RECORDED DATA ▸
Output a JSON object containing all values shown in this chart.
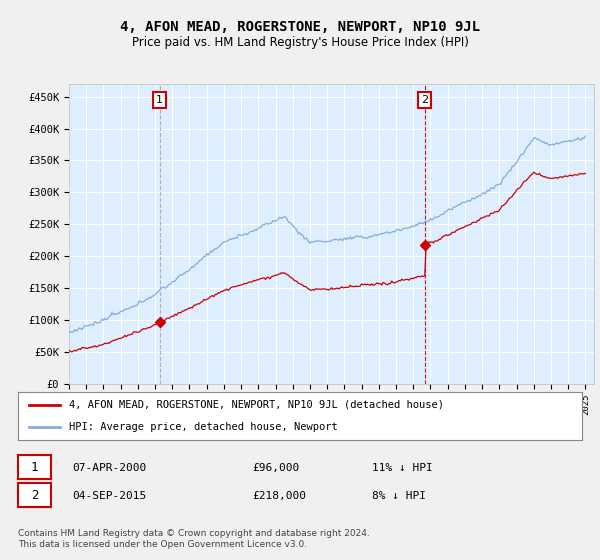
{
  "title": "4, AFON MEAD, ROGERSTONE, NEWPORT, NP10 9JL",
  "subtitle": "Price paid vs. HM Land Registry's House Price Index (HPI)",
  "ylabel_ticks": [
    "£0",
    "£50K",
    "£100K",
    "£150K",
    "£200K",
    "£250K",
    "£300K",
    "£350K",
    "£400K",
    "£450K"
  ],
  "ytick_values": [
    0,
    50000,
    100000,
    150000,
    200000,
    250000,
    300000,
    350000,
    400000,
    450000
  ],
  "ylim": [
    0,
    470000
  ],
  "xlim_start": 1995.0,
  "xlim_end": 2025.5,
  "fig_bg_color": "#f0f0f0",
  "plot_bg_color": "#ddeeff",
  "grid_color": "#ffffff",
  "hpi_color": "#88aadd",
  "price_color": "#cc0000",
  "sale1_year": 2000.27,
  "sale1_price": 96000,
  "sale2_year": 2015.67,
  "sale2_price": 218000,
  "legend_label_red": "4, AFON MEAD, ROGERSTONE, NEWPORT, NP10 9JL (detached house)",
  "legend_label_blue": "HPI: Average price, detached house, Newport",
  "footer": "Contains HM Land Registry data © Crown copyright and database right 2024.\nThis data is licensed under the Open Government Licence v3.0.",
  "xtick_years": [
    1995,
    1996,
    1997,
    1998,
    1999,
    2000,
    2001,
    2002,
    2003,
    2004,
    2005,
    2006,
    2007,
    2008,
    2009,
    2010,
    2011,
    2012,
    2013,
    2014,
    2015,
    2016,
    2017,
    2018,
    2019,
    2020,
    2021,
    2022,
    2023,
    2024,
    2025
  ]
}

GIVEN PROBLEM ▸ Your copy should repeat each entry above exactly but contain no pictures.

REPLY TO THE EXERCISE ▸
Output a JSON object containing all values shown in this chart.
{
  "title": "4, AFON MEAD, ROGERSTONE, NEWPORT, NP10 9JL",
  "subtitle": "Price paid vs. HM Land Registry's House Price Index (HPI)",
  "ylabel_ticks": [
    "£0",
    "£50K",
    "£100K",
    "£150K",
    "£200K",
    "£250K",
    "£300K",
    "£350K",
    "£400K",
    "£450K"
  ],
  "ytick_values": [
    0,
    50000,
    100000,
    150000,
    200000,
    250000,
    300000,
    350000,
    400000,
    450000
  ],
  "ylim": [
    0,
    470000
  ],
  "xlim_start": 1995.0,
  "xlim_end": 2025.5,
  "fig_bg_color": "#f0f0f0",
  "plot_bg_color": "#ddeeff",
  "grid_color": "#ffffff",
  "hpi_color": "#88aadd",
  "price_color": "#cc0000",
  "sale1_year": 2000.27,
  "sale1_price": 96000,
  "sale2_year": 2015.67,
  "sale2_price": 218000,
  "legend_label_red": "4, AFON MEAD, ROGERSTONE, NEWPORT, NP10 9JL (detached house)",
  "legend_label_blue": "HPI: Average price, detached house, Newport",
  "footer": "Contains HM Land Registry data © Crown copyright and database right 2024.\nThis data is licensed under the Open Government Licence v3.0.",
  "xtick_years": [
    1995,
    1996,
    1997,
    1998,
    1999,
    2000,
    2001,
    2002,
    2003,
    2004,
    2005,
    2006,
    2007,
    2008,
    2009,
    2010,
    2011,
    2012,
    2013,
    2014,
    2015,
    2016,
    2017,
    2018,
    2019,
    2020,
    2021,
    2022,
    2023,
    2024,
    2025
  ]
}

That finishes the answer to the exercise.